**Written exercise**
Check each line for the word "νώτου" and report how many have it. Give nothing else.

== Stored data ==

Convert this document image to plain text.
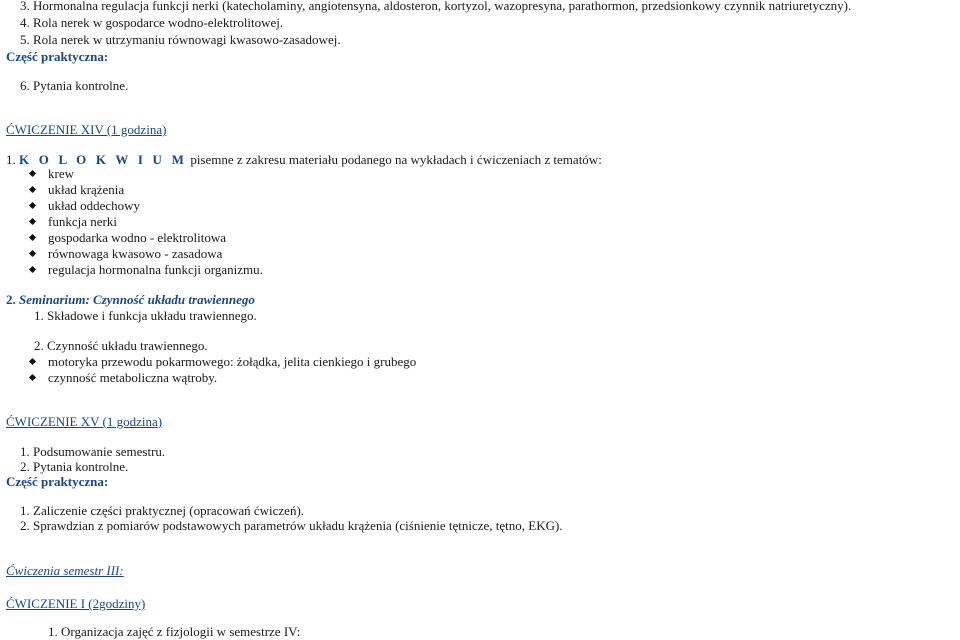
3. Hormonalna regulacja funkcji nerki (katecholaminy, angiotensyna, aldosteron, kortyzol, wazopresyna, parathormon, przedsionkowy czynnik natriuretyczny).
4. Rola nerek w gospodarce wodno-elektrolitowej.
5. Rola nerek w utrzymaniu równowagi kwasowo-zasadowej.
Część praktyczna:
6. Pytania kontrolne.
ĆWICZENIE XIV (1 godzina)
1. K O L O K W I U M pisemne z zakresu materiału podanego na wykładach i ćwiczeniach z tematów:
krew
układ krążenia
układ oddechowy
funkcja nerki
gospodarka wodno - elektrolitowa
równowaga kwasowo - zasadowa
regulacja hormonalna funkcji organizmu.
2. Seminarium: Czynność układu trawiennego
1. Składowe i funkcja układu trawiennego.
2. Czynność układu trawiennego.
motoryka przewodu pokarmowego: żołądka, jelita cienkiego i grubego
czynność metaboliczna wątroby.
ĆWICZENIE XV (1 godzina)
1. Podsumowanie semestru.
2. Pytania kontrolne.
Część praktyczna:
1. Zaliczenie części praktycznej (opracowań ćwiczeń).
2. Sprawdzian z pomiarów podstawowych parametrów układu krążenia (ciśnienie tętnicze, tętno, EKG).
Ćwiczenia semestr III:
ĆWICZENIE I (2godziny)
1. Organizacja zajęć z fizjologii w semestrze IV:
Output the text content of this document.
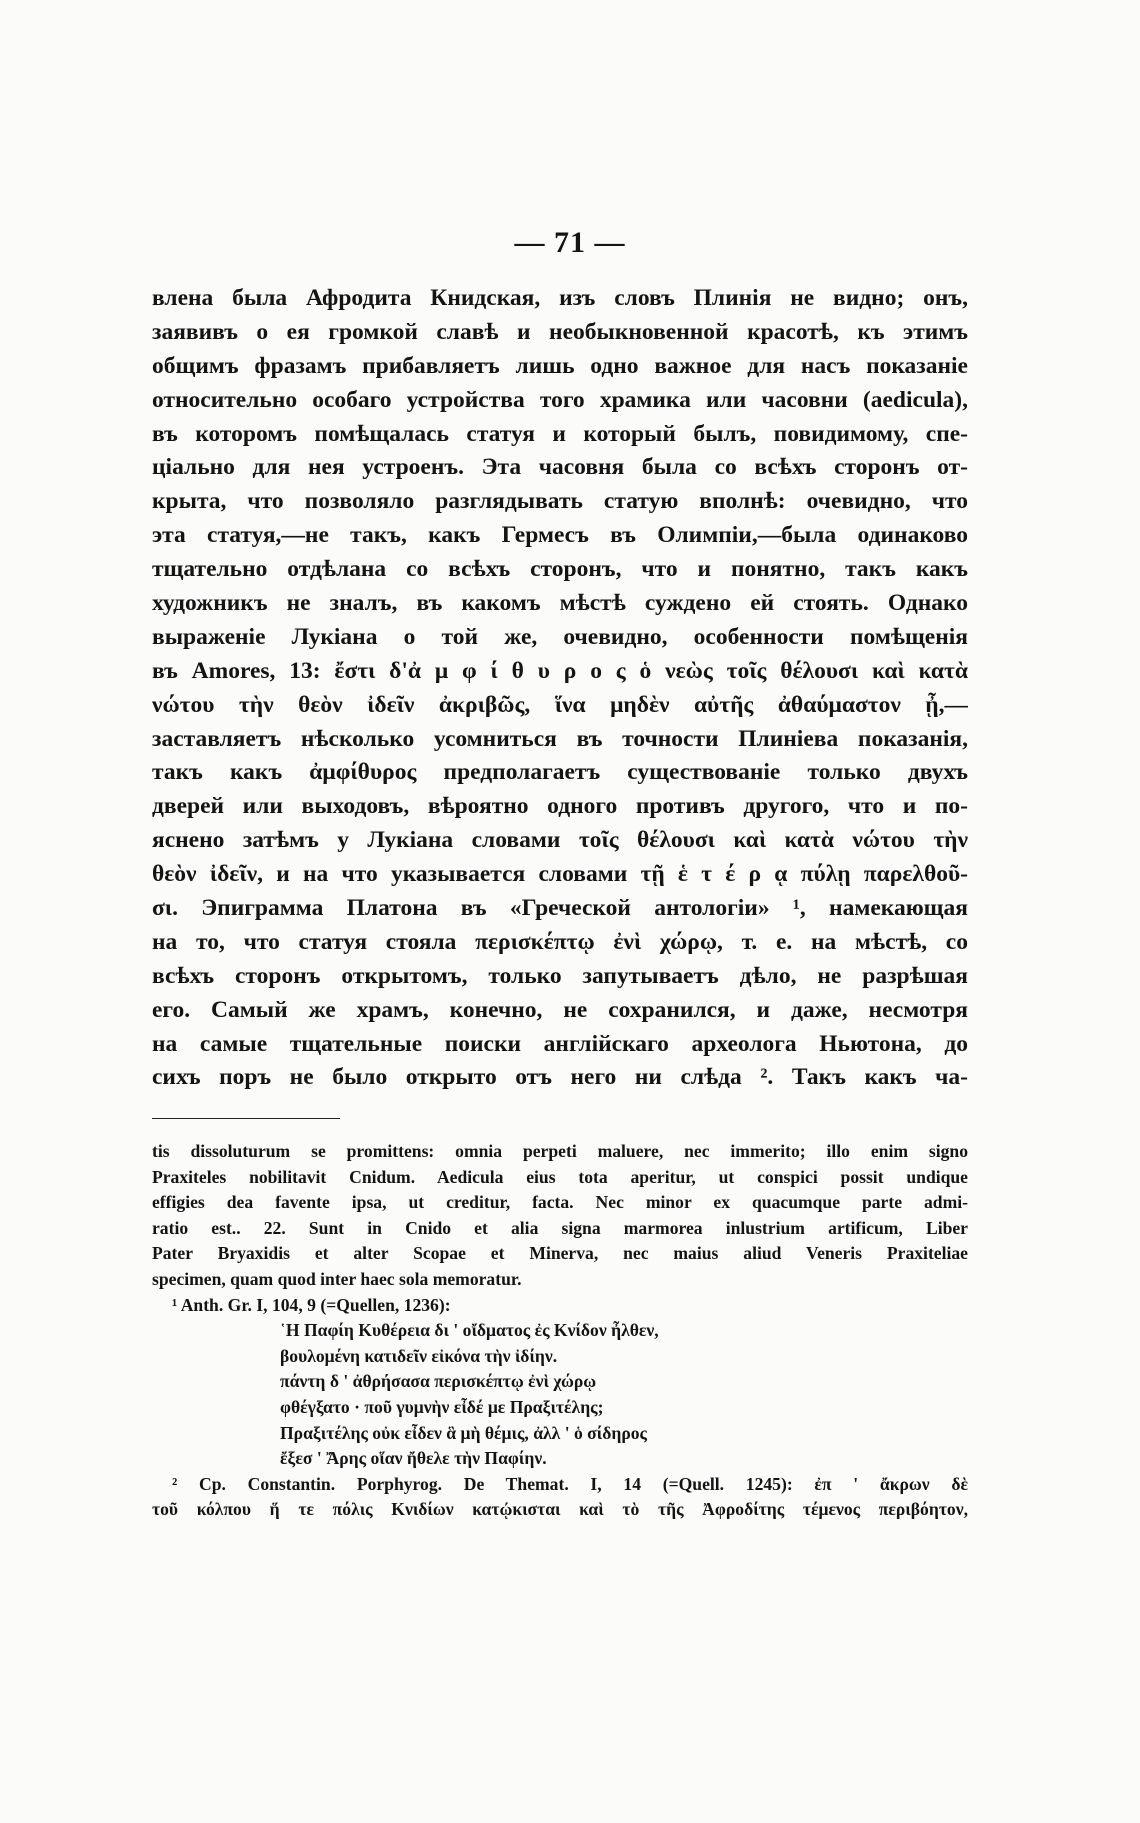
— 71 —
влена была Афродита Книдская, изъ словъ Плинія не видно; онъ,
заявивъ о ея громкой славѣ и необыкновенной красотѣ, къ этимъ
общимъ фразамъ прибавляетъ лишь одно важное для насъ показаніе
относительно особаго устройства того храмика или часовни (aedicula),
въ которомъ помѣщалась статуя и который былъ, повидимому, спе-
ціально для нея устроенъ. Эта часовня была со всѣхъ сторонъ от-
крыта, что позволяло разглядывать статую вполнѣ: очевидно, что
эта статуя,—не такъ, какъ Гермесъ въ Олимпіи,—была одинаково
тщательно отдѣлана со всѣхъ сторонъ, что и понятно, такъ какъ
художникъ не зналъ, въ какомъ мѣстѣ суждено ей стоять. Однако
выраженіе Лукіана о той же, очевидно, особенности помѣщенія
въ Amores, 13: ἔστι δ'ἀ μ φ ί θ υ ρ ο ς ὁ νεὼς τοῖς θέλουσι καὶ κατὰ
νώτου τὴν θεὸν ἰδεῖν ἀκριβῶς, ἵνα μηδὲν αὐτῆς ἀθαύμαστον ᾖ,—
заставляетъ нѣсколько усомниться въ точности Плиніева показанія,
такъ какъ ἀμφίθυρος предполагаетъ существованіе только двухъ
дверей или выходовъ, вѣроятно одного противъ другого, что и по-
яснено затѣмъ у Лукіана словами τοῖς θέλουσι καὶ κατὰ νώτου τὴν
θεὸν ἰδεῖν, и на что указывается словами τῇ ἑ τ έ ρ ᾳ πύλῃ παρελθοῦ-
σι. Эпиграмма Платона въ «Греческой антологіи» ¹, намекающая
на то, что статуя стояла περισκέπτῳ ἐνὶ χώρῳ, т. е. на мѣстѣ, со
всѣхъ сторонъ открытомъ, только запутываетъ дѣло, не разрѣшая
его. Самый же храмъ, конечно, не сохранился, и даже, несмотря
на самые тщательные поиски англійскаго археолога Ньютона, до
сихъ поръ не было открыто отъ него ни слѣда ². Такъ какъ ча-
tis dissoluturum se promittens: omnia perpeti maluere, nec immerito; illo enim signo
Praxiteles nobilitavit Cnidum. Aedicula eius tota aperitur, ut conspici possit undique
effigies dea favente ipsa, ut creditur, facta. Nec minor ex quacumque parte admi-
ratio est.. 22. Sunt in Cnido et alia signa marmorea inlustrium artificum, Liber
Pater Bryaxidis et alter Scopae et Minerva, nec maius aliud Veneris Praxiteliae
specimen, quam quod inter haec sola memoratur.
¹ Anth. Gr. I, 104, 9 (=Quellen, 1236):
῾Η Παφίη Κυθέρεια δι ' οἴδματος ἐς Κνίδον ἦλθεν,
βουλομένη κατιδεῖν εἰκόνα τὴν ἰδίην.
πάντη δ ' ἀθρήσασα περισκέπτῳ ἐνὶ χώρῳ
φθέγξατο · ποῦ γυμνὴν εἶδέ με Πραξιτέλης;
Πραξιτέλης οὐκ εἶδεν ἃ μὴ θέμις, ἀλλ ' ὁ σίδηρος
ἔξεσ ' Ἄρης οἵαν ἤθελε τὴν Παφίην.
² Cp. Constantin. Porphyrog. De Themat. I, 14 (=Quell. 1245): ἐπ ' ἄκρων δὲ
τοῦ κόλπου ἥ τε πόλις Κνιδίων κατῴκισται καὶ τὸ τῆς Ἀφροδίτης τέμενος περιβόητον,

===

**Solution to the problem**
2